**Entries from a dataset**

>> Begin

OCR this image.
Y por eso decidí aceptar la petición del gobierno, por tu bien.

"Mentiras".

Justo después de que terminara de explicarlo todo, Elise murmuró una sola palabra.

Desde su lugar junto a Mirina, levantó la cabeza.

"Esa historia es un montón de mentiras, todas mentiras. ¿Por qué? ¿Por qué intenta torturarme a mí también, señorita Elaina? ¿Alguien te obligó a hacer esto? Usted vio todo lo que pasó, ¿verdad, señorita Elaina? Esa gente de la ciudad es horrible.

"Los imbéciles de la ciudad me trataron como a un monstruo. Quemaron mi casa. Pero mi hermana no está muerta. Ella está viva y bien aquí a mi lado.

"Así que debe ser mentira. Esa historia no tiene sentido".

>> End

**What is asked**
Across the data, tally the lines containing "ciudad" and give back the number alone.

**Expected answer**
2